### Problem to solve
Find how many lines in the data below include the word "value", then write only that number.

[Stored entries]
** START **

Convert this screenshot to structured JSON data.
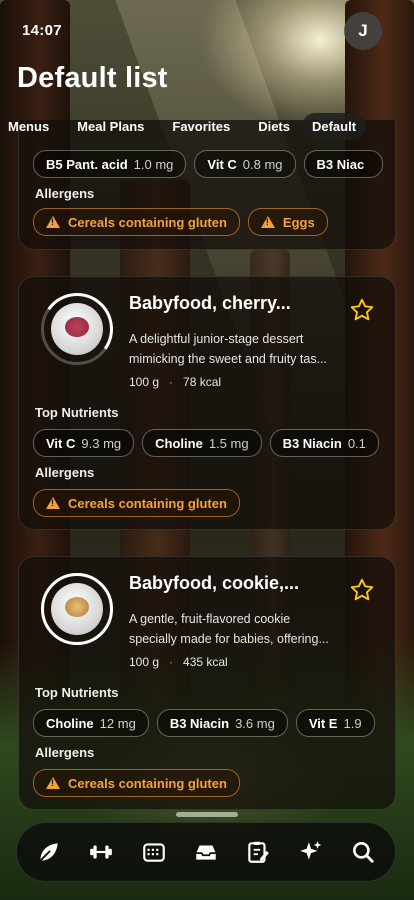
{
  "status_bar": {
    "time": "14:07"
  },
  "profile": {
    "initial": "J"
  },
  "page": {
    "title": "Default list"
  },
  "tabs": [
    "Menus",
    "Meal Plans",
    "Favorites",
    "Diets",
    "Default"
  ],
  "partial_card": {
    "nutrients": [
      {
        "name": "B5 Pant. acid",
        "value": "1.0 mg"
      },
      {
        "name": "Vit C",
        "value": "0.8 mg"
      },
      {
        "name": "B3 Niac",
        "value": ""
      }
    ],
    "allergens_label": "Allergens",
    "allergens": [
      "Cereals containing gluten",
      "Eggs"
    ]
  },
  "cards": [
    {
      "name": "Babyfood, cherry...",
      "description_line1": "A delightful junior-stage dessert",
      "description_line2": "mimicking the sweet and fruity tas...",
      "amount": "100 g",
      "calories": "78 kcal",
      "nutrients_label": "Top Nutrients",
      "nutrients": [
        {
          "name": "Vit C",
          "value": "9.3 mg"
        },
        {
          "name": "Choline",
          "value": "1.5 mg"
        },
        {
          "name": "B3 Niacin",
          "value": "0.1"
        }
      ],
      "allergens_label": "Allergens",
      "allergens": [
        "Cereals containing gluten"
      ]
    },
    {
      "name": "Babyfood, cookie,...",
      "description_line1": "A gentle, fruit-flavored cookie",
      "description_line2": "specially made for babies, offering...",
      "amount": "100 g",
      "calories": "435 kcal",
      "nutrients_label": "Top Nutrients",
      "nutrients": [
        {
          "name": "Choline",
          "value": "12 mg"
        },
        {
          "name": "B3 Niacin",
          "value": "3.6 mg"
        },
        {
          "name": "Vit E",
          "value": "1.9"
        }
      ],
      "allergens_label": "Allergens",
      "allergens": [
        "Cereals containing gluten"
      ]
    }
  ],
  "nav": [
    "leaf-icon",
    "dumbbell-icon",
    "calendar-icon",
    "inbox-tray-icon",
    "clipboard-edit-icon",
    "sparkles-icon",
    "search-icon"
  ],
  "colors": {
    "accent_star": "#f5c518",
    "allergen": "#f2a23c"
  }
}
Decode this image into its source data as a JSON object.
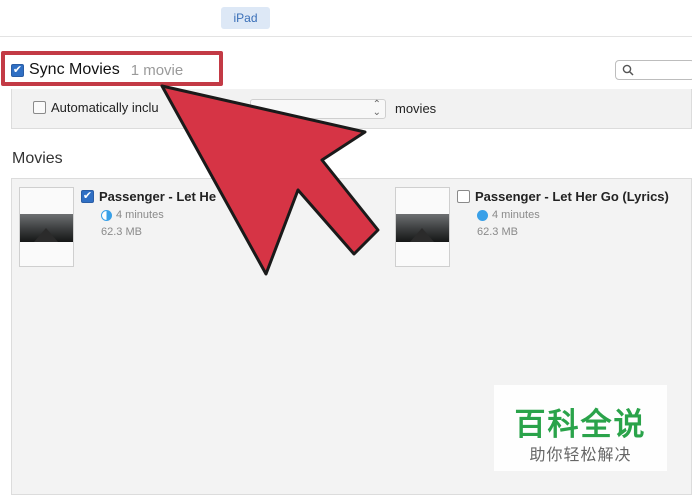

** END **

### Answer for the task
9